▸ **What is being asked**
Quote all of the data exactly as given. Skip every picture it contains.

____ Data shown

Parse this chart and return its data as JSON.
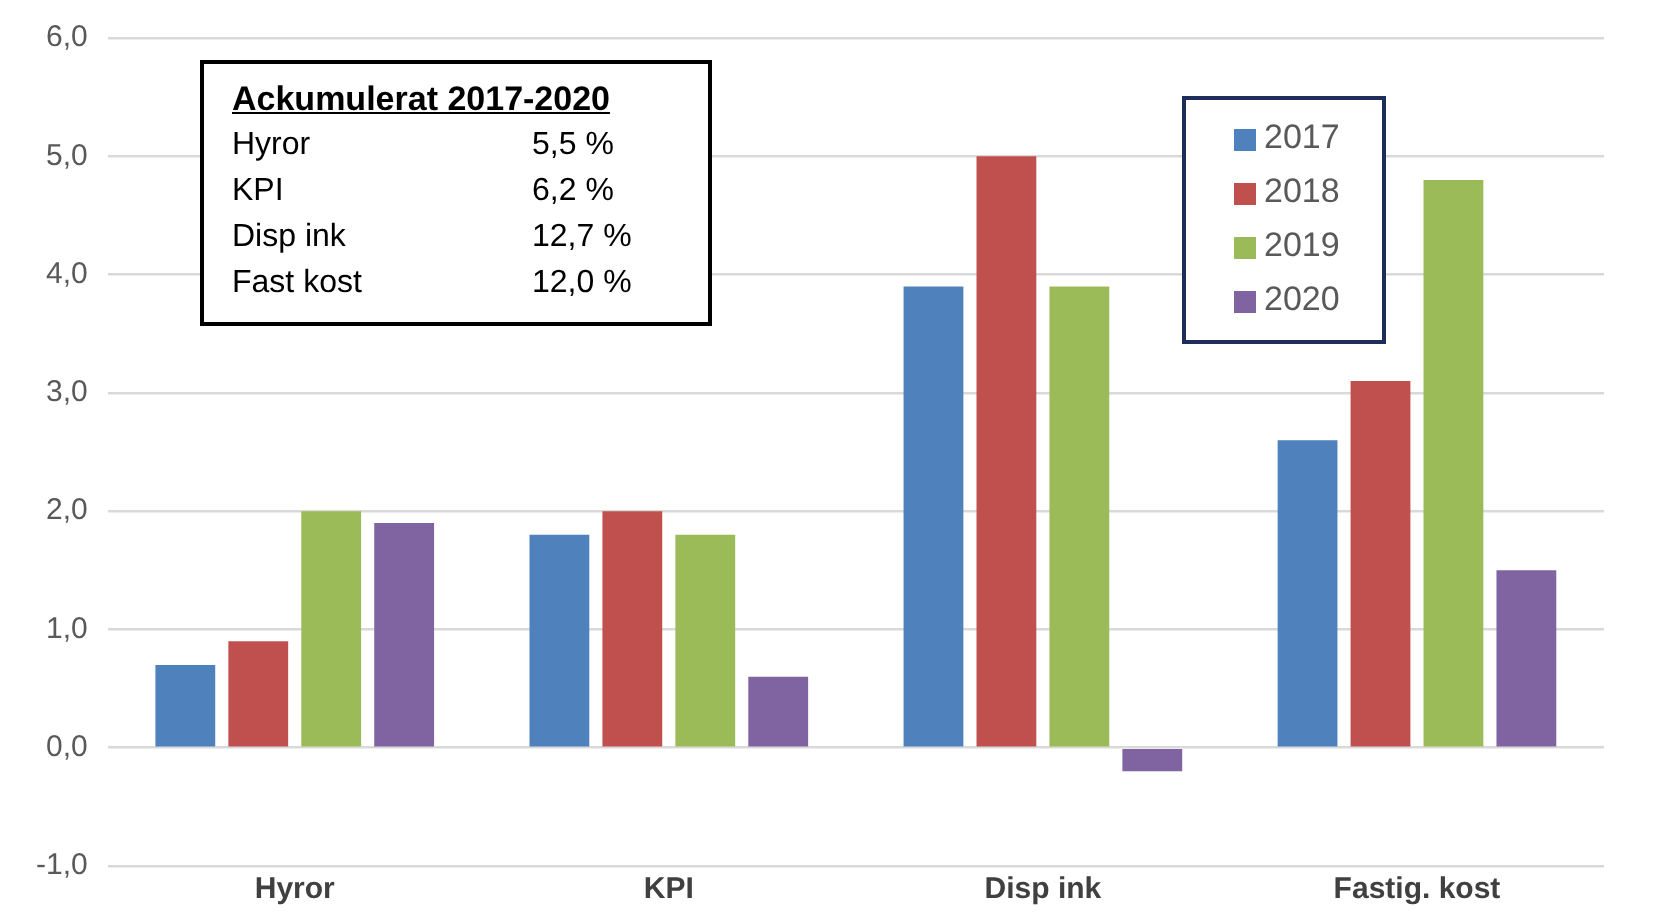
{
  "chart_data": {
    "type": "bar",
    "categories": [
      "Hyror",
      "KPI",
      "Disp ink",
      "Fastig. kost"
    ],
    "series": [
      {
        "name": "2017",
        "color": "#4f81bd",
        "values": [
          0.7,
          1.8,
          3.9,
          2.6
        ]
      },
      {
        "name": "2018",
        "color": "#c0504d",
        "values": [
          0.9,
          2.0,
          5.0,
          3.1
        ]
      },
      {
        "name": "2019",
        "color": "#9bbb59",
        "values": [
          2.0,
          1.8,
          3.9,
          4.8
        ]
      },
      {
        "name": "2020",
        "color": "#8064a2",
        "values": [
          1.9,
          0.6,
          -0.2,
          1.5
        ]
      }
    ],
    "ylim": [
      -1,
      6
    ],
    "yticks": [
      {
        "value": -1,
        "label": "-1,0"
      },
      {
        "value": 0,
        "label": "0,0"
      },
      {
        "value": 1,
        "label": "1,0"
      },
      {
        "value": 2,
        "label": "2,0"
      },
      {
        "value": 3,
        "label": "3,0"
      },
      {
        "value": 4,
        "label": "4,0"
      },
      {
        "value": 5,
        "label": "5,0"
      },
      {
        "value": 6,
        "label": "6,0"
      }
    ],
    "annotations": [
      "Ackumulerat 2017-2020",
      "Hyror 5,5 %",
      "KPI 6,2 %",
      "Disp ink 12,7 %",
      "Fast kost 12,0 %"
    ],
    "grid": "y",
    "legend": "top right"
  }
}
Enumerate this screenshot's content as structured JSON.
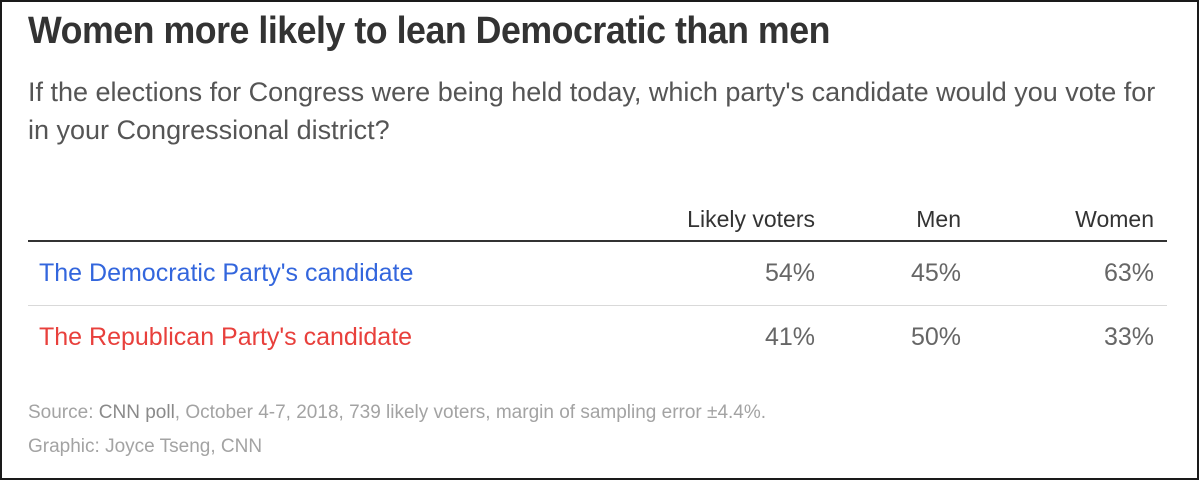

________

▸ **The answer**
Parse this chart and return its data as JSON.
{
  "chart_data": {
    "type": "bar",
    "categories": [
      "Hyror",
      "KPI",
      "Disp ink",
      "Fastig. kost"
    ],
    "series": [
      {
        "name": "2017",
        "color": "#4f81bd",
        "values": [
          0.7,
          1.8,
          3.9,
          2.6
        ]
      },
      {
        "name": "2018",
        "color": "#c0504d",
        "values": [
          0.9,
          2.0,
          5.0,
          3.1
        ]
      },
      {
        "name": "2019",
        "color": "#9bbb59",
        "values": [
          2.0,
          1.8,
          3.9,
          4.8
        ]
      },
      {
        "name": "2020",
        "color": "#8064a2",
        "values": [
          1.9,
          0.6,
          -0.2,
          1.5
        ]
      }
    ],
    "ylim": [
      -1,
      6
    ],
    "yticks": [
      {
        "value": -1,
        "label": "-1,0"
      },
      {
        "value": 0,
        "label": "0,0"
      },
      {
        "value": 1,
        "label": "1,0"
      },
      {
        "value": 2,
        "label": "2,0"
      },
      {
        "value": 3,
        "label": "3,0"
      },
      {
        "value": 4,
        "label": "4,0"
      },
      {
        "value": 5,
        "label": "5,0"
      },
      {
        "value": 6,
        "label": "6,0"
      }
    ],
    "annotations": [
      "Ackumulerat 2017-2020",
      "Hyror 5,5 %",
      "KPI 6,2 %",
      "Disp ink 12,7 %",
      "Fast kost 12,0 %"
    ],
    "grid": "y",
    "legend": "top right"
  }
}
Enumerate this screenshot's content as structured JSON.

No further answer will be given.